Transcribed document page entries
'''

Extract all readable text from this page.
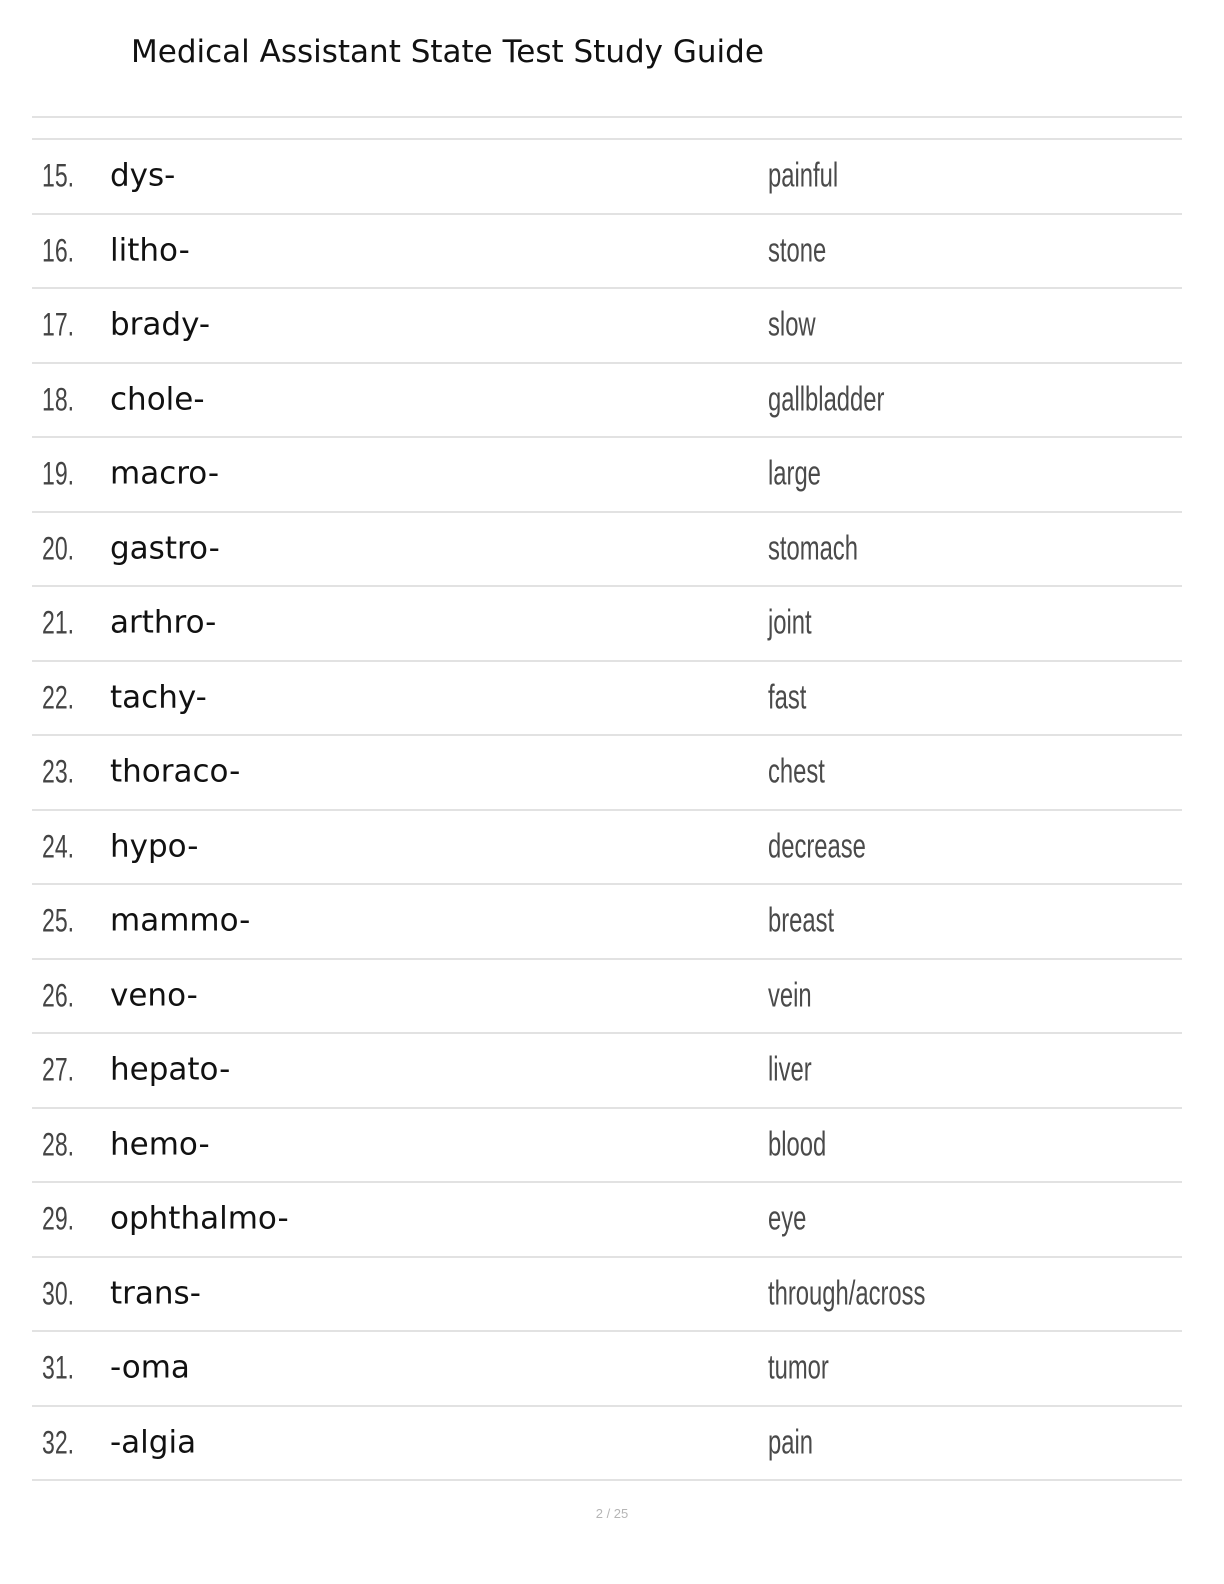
Medical Assistant State Test Study Guide
15. dys-	painful
16. litho-	stone
17. brady-	slow
18. chole-	gallbladder
19. macro-	large
20. gastro-	stomach
21. arthro-	joint
22. tachy-	fast
23. thoraco-	chest
24. hypo-	decrease
25. mammo-	breast
26. veno-	vein
27. hepato-	liver
28. hemo-	blood
29. ophthalmo-	eye
30. trans-	through/across
31. -oma	tumor
32. -algia	pain
2 / 25
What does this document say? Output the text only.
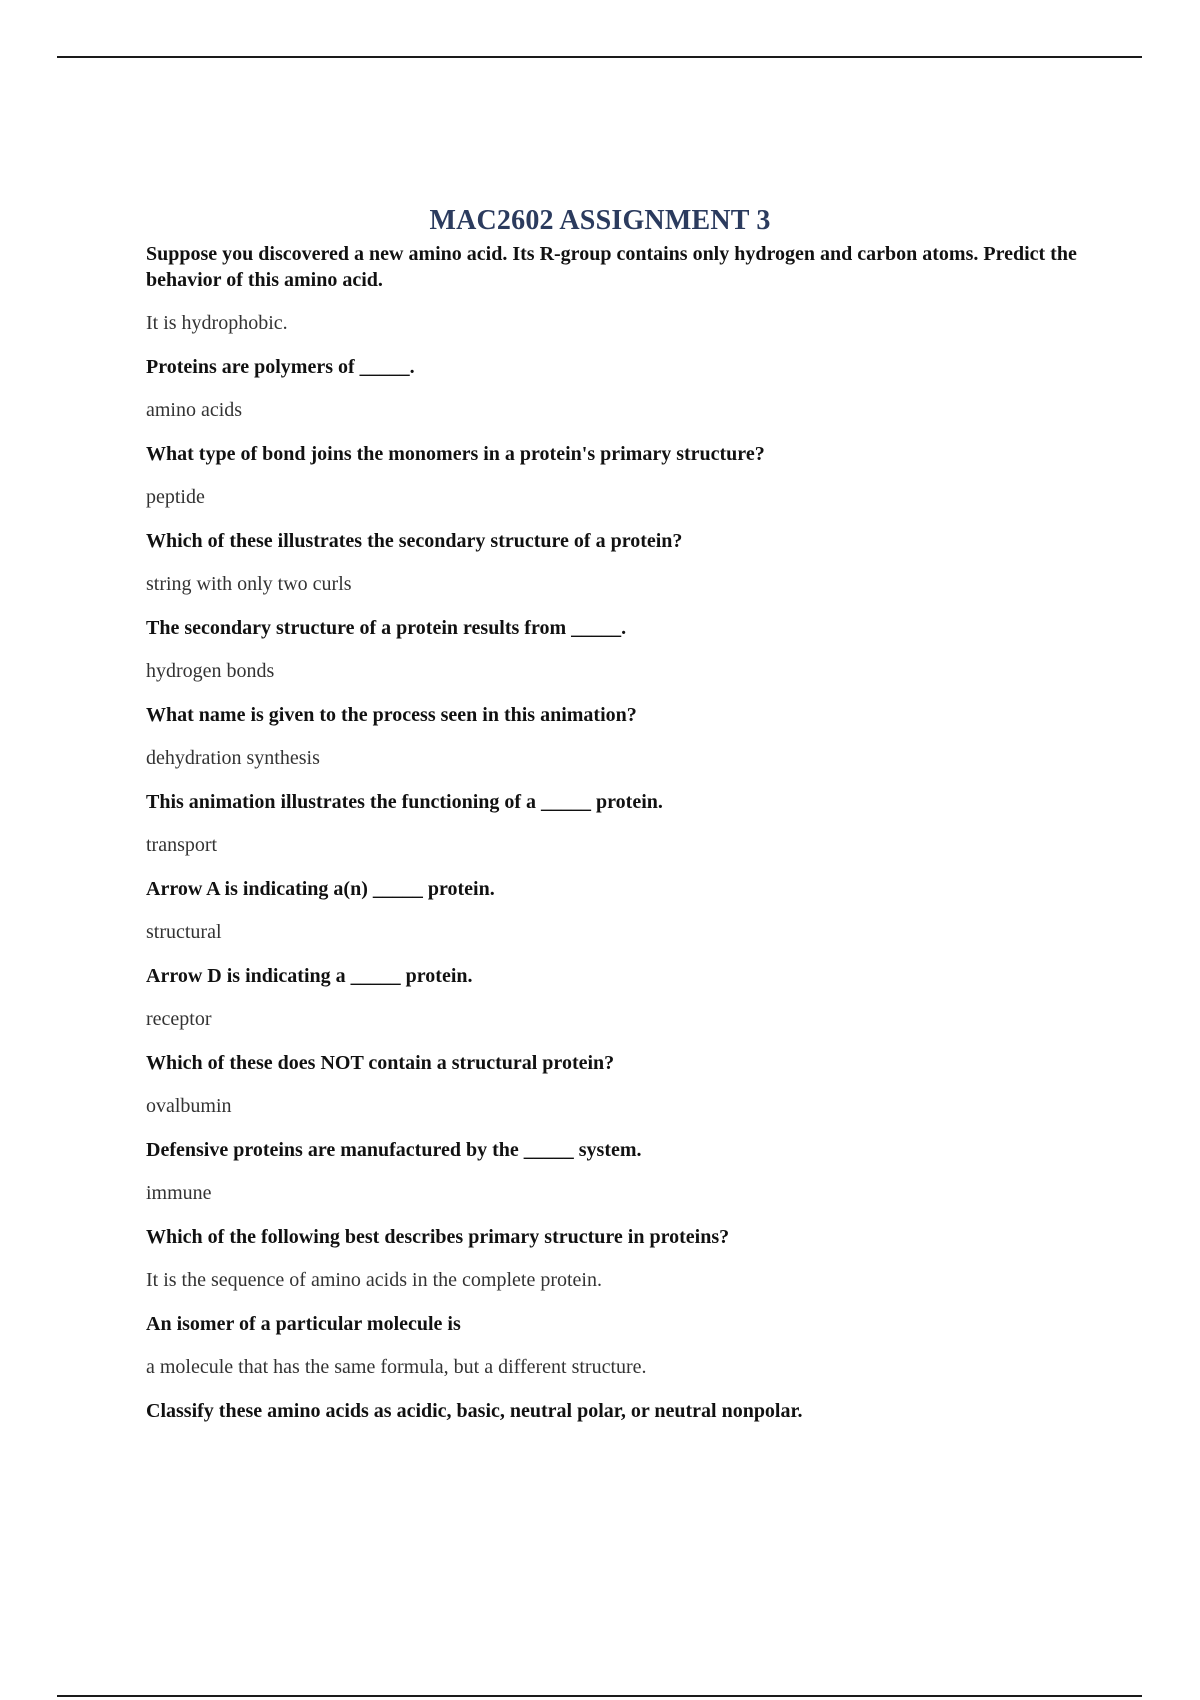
MAC2602 ASSIGNMENT 3

Suppose you discovered a new amino acid. Its R-group contains only hydrogen and carbon atoms. Predict the behavior of this amino acid.

It is hydrophobic.

Proteins are polymers of _____.

amino acids

What type of bond joins the monomers in a protein's primary structure?

peptide

Which of these illustrates the secondary structure of a protein?

string with only two curls

The secondary structure of a protein results from _____.

hydrogen bonds

What name is given to the process seen in this animation?

dehydration synthesis

This animation illustrates the functioning of a _____ protein.

transport

Arrow A is indicating a(n) _____ protein.

structural

Arrow D is indicating a _____ protein.

receptor

Which of these does NOT contain a structural protein?

ovalbumin

Defensive proteins are manufactured by the _____ system.

immune

Which of the following best describes primary structure in proteins?

It is the sequence of amino acids in the complete protein.

An isomer of a particular molecule is

a molecule that has the same formula, but a different structure.

Classify these amino acids as acidic, basic, neutral polar, or neutral nonpolar.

'''

_TASK DETAILS_:
Every line above should be retyped exactly; the pictures do not belong in the copy.

_WRITTEN ANSWER_:
Extract all readable text from this page.
Medical Assistant State Test Study Guide
15. dys-	painful
16. litho-	stone
17. brady-	slow
18. chole-	gallbladder
19. macro-	large
20. gastro-	stomach
21. arthro-	joint
22. tachy-	fast
23. thoraco-	chest
24. hypo-	decrease
25. mammo-	breast
26. veno-	vein
27. hepato-	liver
28. hemo-	blood
29. ophthalmo-	eye
30. trans-	through/across
31. -oma	tumor
32. -algia	pain
2 / 25
What does this document say? Output the text only.
MAC2602 ASSIGNMENT 3

Suppose you discovered a new amino acid. Its R-group contains only hydrogen and carbon atoms. Predict the behavior of this amino acid.

It is hydrophobic.

Proteins are polymers of _____.

amino acids

What type of bond joins the monomers in a protein's primary structure?

peptide

Which of these illustrates the secondary structure of a protein?

string with only two curls

The secondary structure of a protein results from _____.

hydrogen bonds

What name is given to the process seen in this animation?

dehydration synthesis

This animation illustrates the functioning of a _____ protein.

transport

Arrow A is indicating a(n) _____ protein.

structural

Arrow D is indicating a _____ protein.

receptor

Which of these does NOT contain a structural protein?

ovalbumin

Defensive proteins are manufactured by the _____ system.

immune

Which of the following best describes primary structure in proteins?

It is the sequence of amino acids in the complete protein.

An isomer of a particular molecule is

a molecule that has the same formula, but a different structure.

Classify these amino acids as acidic, basic, neutral polar, or neutral nonpolar.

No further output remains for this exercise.